_OBJECTIVE_: Report the number of lines where the string "номер" occurs, and write nothing else.

*** PROVIDED INFORMATION ***

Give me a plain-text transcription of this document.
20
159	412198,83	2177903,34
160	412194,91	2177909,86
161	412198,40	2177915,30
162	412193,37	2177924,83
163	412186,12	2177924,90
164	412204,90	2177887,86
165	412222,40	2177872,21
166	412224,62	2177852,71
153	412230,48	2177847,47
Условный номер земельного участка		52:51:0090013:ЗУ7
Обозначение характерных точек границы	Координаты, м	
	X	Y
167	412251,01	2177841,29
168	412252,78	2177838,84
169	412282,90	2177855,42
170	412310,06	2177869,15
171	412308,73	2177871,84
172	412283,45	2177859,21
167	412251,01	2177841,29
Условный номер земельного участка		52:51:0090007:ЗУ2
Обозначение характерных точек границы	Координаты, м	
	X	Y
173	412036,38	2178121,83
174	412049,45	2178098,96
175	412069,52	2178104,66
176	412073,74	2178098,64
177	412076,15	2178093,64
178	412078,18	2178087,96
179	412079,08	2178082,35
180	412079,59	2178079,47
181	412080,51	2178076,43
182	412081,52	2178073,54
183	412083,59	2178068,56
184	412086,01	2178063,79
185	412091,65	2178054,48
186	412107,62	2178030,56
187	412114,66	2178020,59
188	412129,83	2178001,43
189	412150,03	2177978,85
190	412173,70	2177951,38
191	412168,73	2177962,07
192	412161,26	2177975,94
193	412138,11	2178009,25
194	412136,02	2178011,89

***

_TASK RESPONSE_: 2